(Items from a dataset)
+++++

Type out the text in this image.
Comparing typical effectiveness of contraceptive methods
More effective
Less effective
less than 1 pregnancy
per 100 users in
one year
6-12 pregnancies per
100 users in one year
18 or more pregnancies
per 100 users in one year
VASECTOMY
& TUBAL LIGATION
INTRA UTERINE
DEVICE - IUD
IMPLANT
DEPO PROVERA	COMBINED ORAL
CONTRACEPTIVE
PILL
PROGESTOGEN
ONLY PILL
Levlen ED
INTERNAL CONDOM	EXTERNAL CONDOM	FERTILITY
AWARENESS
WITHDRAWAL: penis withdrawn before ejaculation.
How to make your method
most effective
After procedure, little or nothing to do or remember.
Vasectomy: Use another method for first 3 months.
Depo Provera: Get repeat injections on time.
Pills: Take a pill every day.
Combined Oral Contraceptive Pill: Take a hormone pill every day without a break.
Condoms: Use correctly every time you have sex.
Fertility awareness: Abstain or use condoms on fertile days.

+++++

Written exercise
Copy out each line exactly as written.

Expected answer
Type out the text in this image.
Comparing typical effectiveness of contraceptive methods
More effective
Less effective
less than 1 pregnancy
per 100 users in
one year
6-12 pregnancies per
100 users in one year
18 or more pregnancies
per 100 users in one year
VASECTOMY
& TUBAL LIGATION
INTRA UTERINE
DEVICE - IUD
IMPLANT
DEPO PROVERA	COMBINED ORAL
CONTRACEPTIVE
PILL
PROGESTOGEN
ONLY PILL
Levlen ED
INTERNAL CONDOM	EXTERNAL CONDOM	FERTILITY
AWARENESS
WITHDRAWAL: penis withdrawn before ejaculation.
How to make your method
most effective
After procedure, little or nothing to do or remember.
Vasectomy: Use another method for first 3 months.
Depo Provera: Get repeat injections on time.
Pills: Take a pill every day.
Combined Oral Contraceptive Pill: Take a hormone pill every day without a break.
Condoms: Use correctly every time you have sex.
Fertility awareness: Abstain or use condoms on fertile days.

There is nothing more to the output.